> Problem description
Repeat the full listing below verbatim and keep the images out.

——

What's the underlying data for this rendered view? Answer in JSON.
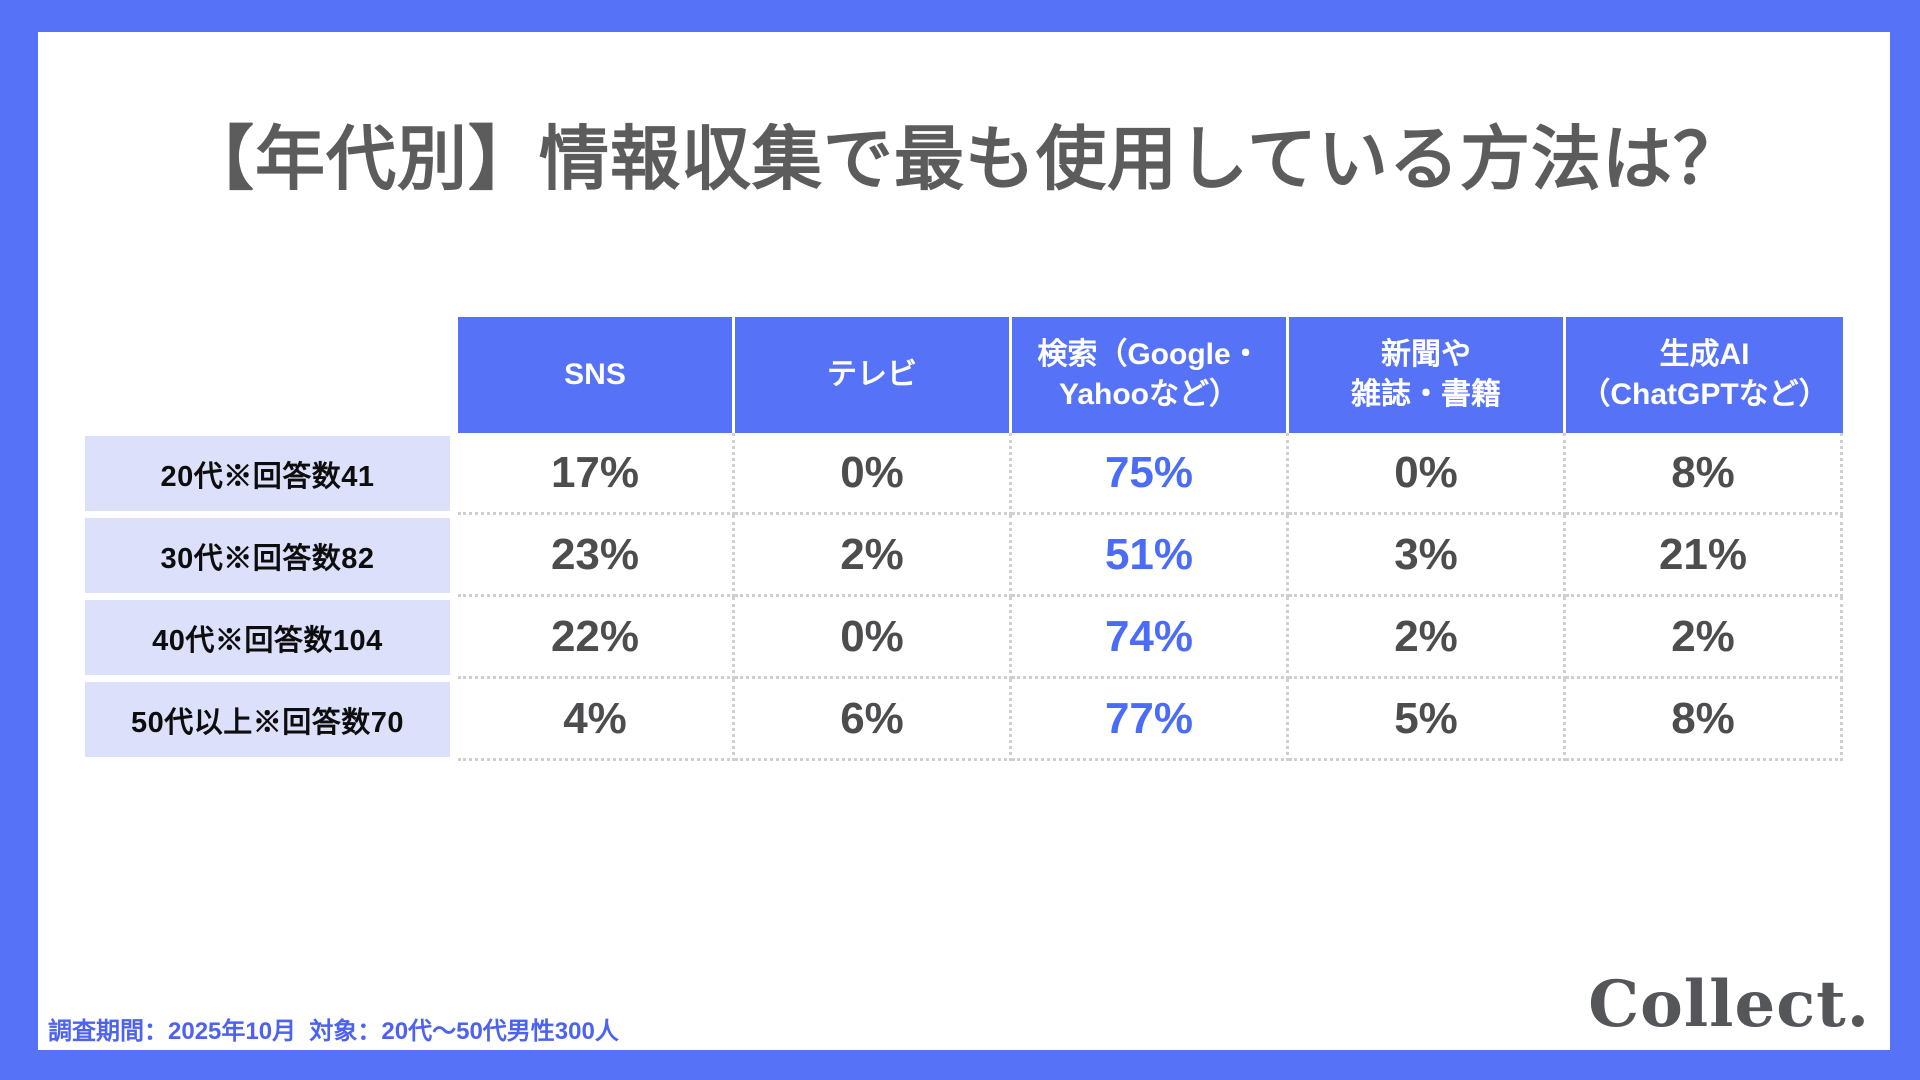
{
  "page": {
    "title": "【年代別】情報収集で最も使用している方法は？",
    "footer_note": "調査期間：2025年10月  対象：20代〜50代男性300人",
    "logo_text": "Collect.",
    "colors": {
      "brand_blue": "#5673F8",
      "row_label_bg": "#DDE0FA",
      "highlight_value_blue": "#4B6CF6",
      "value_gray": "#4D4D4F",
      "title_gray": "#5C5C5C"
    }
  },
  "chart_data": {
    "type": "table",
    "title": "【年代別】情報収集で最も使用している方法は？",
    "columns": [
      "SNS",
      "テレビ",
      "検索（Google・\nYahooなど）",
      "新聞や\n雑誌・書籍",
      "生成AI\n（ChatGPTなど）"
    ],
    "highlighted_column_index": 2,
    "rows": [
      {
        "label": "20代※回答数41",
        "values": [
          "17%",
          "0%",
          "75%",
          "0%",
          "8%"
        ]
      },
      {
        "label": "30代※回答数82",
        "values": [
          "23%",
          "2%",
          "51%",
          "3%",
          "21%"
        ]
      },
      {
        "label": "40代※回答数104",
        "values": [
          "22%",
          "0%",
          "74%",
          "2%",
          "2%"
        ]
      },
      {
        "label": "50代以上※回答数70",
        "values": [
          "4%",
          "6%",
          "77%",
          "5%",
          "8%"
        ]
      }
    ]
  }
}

——

> Written response
What's the underlying data for this rendered view? Answer in JSON.
{
  "page": {
    "title": "【年代別】情報収集で最も使用している方法は？",
    "footer_note": "調査期間：2025年10月  対象：20代〜50代男性300人",
    "logo_text": "Collect.",
    "colors": {
      "brand_blue": "#5673F8",
      "row_label_bg": "#DDE0FA",
      "highlight_value_blue": "#4B6CF6",
      "value_gray": "#4D4D4F",
      "title_gray": "#5C5C5C"
    }
  },
  "chart_data": {
    "type": "table",
    "title": "【年代別】情報収集で最も使用している方法は？",
    "columns": [
      "SNS",
      "テレビ",
      "検索（Google・\nYahooなど）",
      "新聞や\n雑誌・書籍",
      "生成AI\n（ChatGPTなど）"
    ],
    "highlighted_column_index": 2,
    "rows": [
      {
        "label": "20代※回答数41",
        "values": [
          "17%",
          "0%",
          "75%",
          "0%",
          "8%"
        ]
      },
      {
        "label": "30代※回答数82",
        "values": [
          "23%",
          "2%",
          "51%",
          "3%",
          "21%"
        ]
      },
      {
        "label": "40代※回答数104",
        "values": [
          "22%",
          "0%",
          "74%",
          "2%",
          "2%"
        ]
      },
      {
        "label": "50代以上※回答数70",
        "values": [
          "4%",
          "6%",
          "77%",
          "5%",
          "8%"
        ]
      }
    ]
  }
}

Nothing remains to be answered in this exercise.